**Work required**
Print all entries precisely as they are written.

━━ Record extracts ━━

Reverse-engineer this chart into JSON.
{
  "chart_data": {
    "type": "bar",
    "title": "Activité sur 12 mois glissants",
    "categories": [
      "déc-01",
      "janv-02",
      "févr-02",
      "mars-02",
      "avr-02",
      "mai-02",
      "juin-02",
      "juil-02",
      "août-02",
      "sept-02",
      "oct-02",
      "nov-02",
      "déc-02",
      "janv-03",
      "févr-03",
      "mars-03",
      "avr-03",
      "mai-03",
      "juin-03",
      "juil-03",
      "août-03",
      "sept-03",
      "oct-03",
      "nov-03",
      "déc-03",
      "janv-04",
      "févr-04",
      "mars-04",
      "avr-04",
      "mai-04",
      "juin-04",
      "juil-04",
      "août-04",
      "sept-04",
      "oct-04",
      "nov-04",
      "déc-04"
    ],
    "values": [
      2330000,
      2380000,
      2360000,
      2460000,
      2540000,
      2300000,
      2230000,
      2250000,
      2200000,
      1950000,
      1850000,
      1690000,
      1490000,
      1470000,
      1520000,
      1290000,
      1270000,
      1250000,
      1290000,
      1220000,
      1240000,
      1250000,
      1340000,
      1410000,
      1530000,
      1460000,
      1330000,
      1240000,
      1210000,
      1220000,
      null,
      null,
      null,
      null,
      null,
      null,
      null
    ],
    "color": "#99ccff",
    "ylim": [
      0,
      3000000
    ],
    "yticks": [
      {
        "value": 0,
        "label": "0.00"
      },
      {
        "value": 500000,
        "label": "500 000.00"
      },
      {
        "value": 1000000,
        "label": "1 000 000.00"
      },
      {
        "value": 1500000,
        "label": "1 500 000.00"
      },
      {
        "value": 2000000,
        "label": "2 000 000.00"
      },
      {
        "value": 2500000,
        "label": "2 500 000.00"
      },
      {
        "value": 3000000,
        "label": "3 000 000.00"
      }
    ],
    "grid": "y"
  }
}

━━━

**Output of the task**
Reverse-engineer this chart into JSON.
{
  "chart_data": {
    "type": "bar",
    "title": "Activité sur 12 mois glissants",
    "categories": [
      "déc-01",
      "janv-02",
      "févr-02",
      "mars-02",
      "avr-02",
      "mai-02",
      "juin-02",
      "juil-02",
      "août-02",
      "sept-02",
      "oct-02",
      "nov-02",
      "déc-02",
      "janv-03",
      "févr-03",
      "mars-03",
      "avr-03",
      "mai-03",
      "juin-03",
      "juil-03",
      "août-03",
      "sept-03",
      "oct-03",
      "nov-03",
      "déc-03",
      "janv-04",
      "févr-04",
      "mars-04",
      "avr-04",
      "mai-04",
      "juin-04",
      "juil-04",
      "août-04",
      "sept-04",
      "oct-04",
      "nov-04",
      "déc-04"
    ],
    "values": [
      2330000,
      2380000,
      2360000,
      2460000,
      2540000,
      2300000,
      2230000,
      2250000,
      2200000,
      1950000,
      1850000,
      1690000,
      1490000,
      1470000,
      1520000,
      1290000,
      1270000,
      1250000,
      1290000,
      1220000,
      1240000,
      1250000,
      1340000,
      1410000,
      1530000,
      1460000,
      1330000,
      1240000,
      1210000,
      1220000,
      null,
      null,
      null,
      null,
      null,
      null,
      null
    ],
    "color": "#99ccff",
    "ylim": [
      0,
      3000000
    ],
    "yticks": [
      {
        "value": 0,
        "label": "0.00"
      },
      {
        "value": 500000,
        "label": "500 000.00"
      },
      {
        "value": 1000000,
        "label": "1 000 000.00"
      },
      {
        "value": 1500000,
        "label": "1 500 000.00"
      },
      {
        "value": 2000000,
        "label": "2 000 000.00"
      },
      {
        "value": 2500000,
        "label": "2 500 000.00"
      },
      {
        "value": 3000000,
        "label": "3 000 000.00"
      }
    ],
    "grid": "y"
  }
}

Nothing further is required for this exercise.